--- Begin Exercise materials ---
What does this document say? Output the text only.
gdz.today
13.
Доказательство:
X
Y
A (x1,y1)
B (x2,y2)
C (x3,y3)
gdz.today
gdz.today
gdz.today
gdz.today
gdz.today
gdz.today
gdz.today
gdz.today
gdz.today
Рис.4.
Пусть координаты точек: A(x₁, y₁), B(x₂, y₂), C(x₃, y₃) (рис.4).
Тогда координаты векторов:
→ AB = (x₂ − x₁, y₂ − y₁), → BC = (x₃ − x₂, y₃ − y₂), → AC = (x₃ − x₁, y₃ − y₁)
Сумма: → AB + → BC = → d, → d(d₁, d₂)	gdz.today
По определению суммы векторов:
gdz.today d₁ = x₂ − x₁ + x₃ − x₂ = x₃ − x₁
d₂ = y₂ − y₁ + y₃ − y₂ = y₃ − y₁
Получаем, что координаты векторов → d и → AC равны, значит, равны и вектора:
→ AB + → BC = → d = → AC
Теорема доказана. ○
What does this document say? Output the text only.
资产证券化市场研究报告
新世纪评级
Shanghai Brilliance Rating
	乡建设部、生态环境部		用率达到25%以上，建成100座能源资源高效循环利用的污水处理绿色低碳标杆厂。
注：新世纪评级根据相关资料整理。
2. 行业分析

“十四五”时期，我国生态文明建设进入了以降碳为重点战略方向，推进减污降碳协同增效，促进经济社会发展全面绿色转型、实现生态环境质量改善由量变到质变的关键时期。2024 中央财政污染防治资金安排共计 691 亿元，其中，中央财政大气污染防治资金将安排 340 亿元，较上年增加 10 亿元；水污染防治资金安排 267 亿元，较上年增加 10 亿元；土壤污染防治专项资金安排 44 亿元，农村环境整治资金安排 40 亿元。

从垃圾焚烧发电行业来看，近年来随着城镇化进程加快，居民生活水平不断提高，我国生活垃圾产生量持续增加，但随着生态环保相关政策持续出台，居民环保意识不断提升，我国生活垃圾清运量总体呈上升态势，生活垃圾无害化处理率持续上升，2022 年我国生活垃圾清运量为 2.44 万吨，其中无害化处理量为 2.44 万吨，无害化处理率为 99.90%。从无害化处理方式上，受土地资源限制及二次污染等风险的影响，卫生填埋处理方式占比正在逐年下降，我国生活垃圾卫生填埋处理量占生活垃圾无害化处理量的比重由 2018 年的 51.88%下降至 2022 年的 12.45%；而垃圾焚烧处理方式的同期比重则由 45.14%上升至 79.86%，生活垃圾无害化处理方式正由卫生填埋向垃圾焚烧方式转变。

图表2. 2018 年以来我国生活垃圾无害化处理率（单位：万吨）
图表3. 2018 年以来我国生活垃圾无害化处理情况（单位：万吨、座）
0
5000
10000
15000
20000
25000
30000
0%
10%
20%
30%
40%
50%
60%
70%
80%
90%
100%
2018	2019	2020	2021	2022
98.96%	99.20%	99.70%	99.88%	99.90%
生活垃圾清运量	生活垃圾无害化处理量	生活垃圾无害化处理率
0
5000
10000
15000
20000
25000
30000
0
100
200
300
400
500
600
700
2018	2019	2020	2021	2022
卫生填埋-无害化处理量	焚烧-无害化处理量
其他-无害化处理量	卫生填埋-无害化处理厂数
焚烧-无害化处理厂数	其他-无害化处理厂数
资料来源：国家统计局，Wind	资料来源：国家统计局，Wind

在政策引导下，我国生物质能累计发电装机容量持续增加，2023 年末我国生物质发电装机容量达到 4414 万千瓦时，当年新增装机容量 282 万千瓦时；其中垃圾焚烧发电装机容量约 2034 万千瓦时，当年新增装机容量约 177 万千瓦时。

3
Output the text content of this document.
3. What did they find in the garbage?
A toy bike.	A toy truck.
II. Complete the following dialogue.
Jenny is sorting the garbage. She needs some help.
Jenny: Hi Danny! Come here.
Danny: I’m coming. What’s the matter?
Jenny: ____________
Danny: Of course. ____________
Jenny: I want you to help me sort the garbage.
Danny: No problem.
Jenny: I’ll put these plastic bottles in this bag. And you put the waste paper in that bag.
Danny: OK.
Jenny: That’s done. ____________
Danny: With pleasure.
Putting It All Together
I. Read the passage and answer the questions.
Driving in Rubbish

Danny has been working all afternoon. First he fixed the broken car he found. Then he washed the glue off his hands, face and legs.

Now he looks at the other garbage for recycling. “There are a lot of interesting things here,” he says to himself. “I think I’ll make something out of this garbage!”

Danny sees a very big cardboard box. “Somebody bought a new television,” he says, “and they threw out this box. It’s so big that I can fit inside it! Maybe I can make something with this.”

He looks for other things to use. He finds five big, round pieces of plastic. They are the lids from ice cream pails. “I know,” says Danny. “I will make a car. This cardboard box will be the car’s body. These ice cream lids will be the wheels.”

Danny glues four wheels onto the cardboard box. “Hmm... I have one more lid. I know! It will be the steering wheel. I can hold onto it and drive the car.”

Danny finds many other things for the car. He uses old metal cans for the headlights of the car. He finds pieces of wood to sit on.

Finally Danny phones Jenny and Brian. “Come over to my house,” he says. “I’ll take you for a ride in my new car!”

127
--- End Exercise materials ---
## Problem description
Extract all lines as given.

## Expected answer
What does this document say? Output the text only.
gdz.today
13.
Доказательство:
X
Y
A (x1,y1)
B (x2,y2)
C (x3,y3)
gdz.today
gdz.today
gdz.today
gdz.today
gdz.today
gdz.today
gdz.today
gdz.today
gdz.today
Рис.4.
Пусть координаты точек: A(x₁, y₁), B(x₂, y₂), C(x₃, y₃) (рис.4).
Тогда координаты векторов:
→ AB = (x₂ − x₁, y₂ − y₁), → BC = (x₃ − x₂, y₃ − y₂), → AC = (x₃ − x₁, y₃ − y₁)
Сумма: → AB + → BC = → d, → d(d₁, d₂)	gdz.today
По определению суммы векторов:
gdz.today d₁ = x₂ − x₁ + x₃ − x₂ = x₃ − x₁
d₂ = y₂ − y₁ + y₃ − y₂ = y₃ − y₁
Получаем, что координаты векторов → d и → AC равны, значит, равны и вектора:
→ AB + → BC = → d = → AC
Теорема доказана. ○
What does this document say? Output the text only.
资产证券化市场研究报告
新世纪评级
Shanghai Brilliance Rating
	乡建设部、生态环境部		用率达到25%以上，建成100座能源资源高效循环利用的污水处理绿色低碳标杆厂。
注：新世纪评级根据相关资料整理。
2. 行业分析

“十四五”时期，我国生态文明建设进入了以降碳为重点战略方向，推进减污降碳协同增效，促进经济社会发展全面绿色转型、实现生态环境质量改善由量变到质变的关键时期。2024 中央财政污染防治资金安排共计 691 亿元，其中，中央财政大气污染防治资金将安排 340 亿元，较上年增加 10 亿元；水污染防治资金安排 267 亿元，较上年增加 10 亿元；土壤污染防治专项资金安排 44 亿元，农村环境整治资金安排 40 亿元。

从垃圾焚烧发电行业来看，近年来随着城镇化进程加快，居民生活水平不断提高，我国生活垃圾产生量持续增加，但随着生态环保相关政策持续出台，居民环保意识不断提升，我国生活垃圾清运量总体呈上升态势，生活垃圾无害化处理率持续上升，2022 年我国生活垃圾清运量为 2.44 万吨，其中无害化处理量为 2.44 万吨，无害化处理率为 99.90%。从无害化处理方式上，受土地资源限制及二次污染等风险的影响，卫生填埋处理方式占比正在逐年下降，我国生活垃圾卫生填埋处理量占生活垃圾无害化处理量的比重由 2018 年的 51.88%下降至 2022 年的 12.45%；而垃圾焚烧处理方式的同期比重则由 45.14%上升至 79.86%，生活垃圾无害化处理方式正由卫生填埋向垃圾焚烧方式转变。

图表2. 2018 年以来我国生活垃圾无害化处理率（单位：万吨）
图表3. 2018 年以来我国生活垃圾无害化处理情况（单位：万吨、座）
0
5000
10000
15000
20000
25000
30000
0%
10%
20%
30%
40%
50%
60%
70%
80%
90%
100%
2018	2019	2020	2021	2022
98.96%	99.20%	99.70%	99.88%	99.90%
生活垃圾清运量	生活垃圾无害化处理量	生活垃圾无害化处理率
0
5000
10000
15000
20000
25000
30000
0
100
200
300
400
500
600
700
2018	2019	2020	2021	2022
卫生填埋-无害化处理量	焚烧-无害化处理量
其他-无害化处理量	卫生填埋-无害化处理厂数
焚烧-无害化处理厂数	其他-无害化处理厂数
资料来源：国家统计局，Wind	资料来源：国家统计局，Wind

在政策引导下，我国生物质能累计发电装机容量持续增加，2023 年末我国生物质发电装机容量达到 4414 万千瓦时，当年新增装机容量 282 万千瓦时；其中垃圾焚烧发电装机容量约 2034 万千瓦时，当年新增装机容量约 177 万千瓦时。

3
Output the text content of this document.
3. What did they find in the garbage?
A toy bike.	A toy truck.
II. Complete the following dialogue.
Jenny is sorting the garbage. She needs some help.
Jenny: Hi Danny! Come here.
Danny: I’m coming. What’s the matter?
Jenny: ____________
Danny: Of course. ____________
Jenny: I want you to help me sort the garbage.
Danny: No problem.
Jenny: I’ll put these plastic bottles in this bag. And you put the waste paper in that bag.
Danny: OK.
Jenny: That’s done. ____________
Danny: With pleasure.
Putting It All Together
I. Read the passage and answer the questions.
Driving in Rubbish

Danny has been working all afternoon. First he fixed the broken car he found. Then he washed the glue off his hands, face and legs.

Now he looks at the other garbage for recycling. “There are a lot of interesting things here,” he says to himself. “I think I’ll make something out of this garbage!”

Danny sees a very big cardboard box. “Somebody bought a new television,” he says, “and they threw out this box. It’s so big that I can fit inside it! Maybe I can make something with this.”

He looks for other things to use. He finds five big, round pieces of plastic. They are the lids from ice cream pails. “I know,” says Danny. “I will make a car. This cardboard box will be the car’s body. These ice cream lids will be the wheels.”

Danny glues four wheels onto the cardboard box. “Hmm... I have one more lid. I know! It will be the steering wheel. I can hold onto it and drive the car.”

Danny finds many other things for the car. He uses old metal cans for the headlights of the car. He finds pieces of wood to sit on.

Finally Danny phones Jenny and Brian. “Come over to my house,” he says. “I’ll take you for a ride in my new car!”

127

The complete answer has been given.